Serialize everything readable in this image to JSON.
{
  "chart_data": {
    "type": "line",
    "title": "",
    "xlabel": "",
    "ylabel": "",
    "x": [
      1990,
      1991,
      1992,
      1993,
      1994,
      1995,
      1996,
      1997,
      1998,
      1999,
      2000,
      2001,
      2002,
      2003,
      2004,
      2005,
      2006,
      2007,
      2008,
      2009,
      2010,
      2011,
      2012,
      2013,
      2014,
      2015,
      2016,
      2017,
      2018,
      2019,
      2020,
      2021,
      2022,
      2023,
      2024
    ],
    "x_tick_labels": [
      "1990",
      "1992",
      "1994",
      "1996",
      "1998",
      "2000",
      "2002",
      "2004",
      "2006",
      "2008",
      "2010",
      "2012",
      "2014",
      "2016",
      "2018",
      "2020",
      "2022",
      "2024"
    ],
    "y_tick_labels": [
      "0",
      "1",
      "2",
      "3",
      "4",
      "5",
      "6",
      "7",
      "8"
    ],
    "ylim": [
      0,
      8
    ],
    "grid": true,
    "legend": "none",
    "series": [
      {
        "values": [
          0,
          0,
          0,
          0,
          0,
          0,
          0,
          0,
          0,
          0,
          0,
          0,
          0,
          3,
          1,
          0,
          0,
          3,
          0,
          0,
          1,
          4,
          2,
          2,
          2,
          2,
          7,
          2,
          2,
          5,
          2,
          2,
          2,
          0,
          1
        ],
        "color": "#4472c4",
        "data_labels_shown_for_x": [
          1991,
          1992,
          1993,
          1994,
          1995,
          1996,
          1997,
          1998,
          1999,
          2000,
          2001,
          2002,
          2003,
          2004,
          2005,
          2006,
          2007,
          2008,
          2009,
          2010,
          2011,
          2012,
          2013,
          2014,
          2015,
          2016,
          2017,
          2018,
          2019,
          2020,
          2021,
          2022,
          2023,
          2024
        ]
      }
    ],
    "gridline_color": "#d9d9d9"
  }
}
● ● ● ● ●
Instruction: Exactly reproduce all of the entries.

Response:
Serialize everything readable in this image to JSON.
{
  "chart_data": {
    "type": "line",
    "title": "",
    "xlabel": "",
    "ylabel": "",
    "x": [
      1990,
      1991,
      1992,
      1993,
      1994,
      1995,
      1996,
      1997,
      1998,
      1999,
      2000,
      2001,
      2002,
      2003,
      2004,
      2005,
      2006,
      2007,
      2008,
      2009,
      2010,
      2011,
      2012,
      2013,
      2014,
      2015,
      2016,
      2017,
      2018,
      2019,
      2020,
      2021,
      2022,
      2023,
      2024
    ],
    "x_tick_labels": [
      "1990",
      "1992",
      "1994",
      "1996",
      "1998",
      "2000",
      "2002",
      "2004",
      "2006",
      "2008",
      "2010",
      "2012",
      "2014",
      "2016",
      "2018",
      "2020",
      "2022",
      "2024"
    ],
    "y_tick_labels": [
      "0",
      "1",
      "2",
      "3",
      "4",
      "5",
      "6",
      "7",
      "8"
    ],
    "ylim": [
      0,
      8
    ],
    "grid": true,
    "legend": "none",
    "series": [
      {
        "values": [
          0,
          0,
          0,
          0,
          0,
          0,
          0,
          0,
          0,
          0,
          0,
          0,
          0,
          3,
          1,
          0,
          0,
          3,
          0,
          0,
          1,
          4,
          2,
          2,
          2,
          2,
          7,
          2,
          2,
          5,
          2,
          2,
          2,
          0,
          1
        ],
        "color": "#4472c4",
        "data_labels_shown_for_x": [
          1991,
          1992,
          1993,
          1994,
          1995,
          1996,
          1997,
          1998,
          1999,
          2000,
          2001,
          2002,
          2003,
          2004,
          2005,
          2006,
          2007,
          2008,
          2009,
          2010,
          2011,
          2012,
          2013,
          2014,
          2015,
          2016,
          2017,
          2018,
          2019,
          2020,
          2021,
          2022,
          2023,
          2024
        ]
      }
    ],
    "gridline_color": "#d9d9d9"
  }
}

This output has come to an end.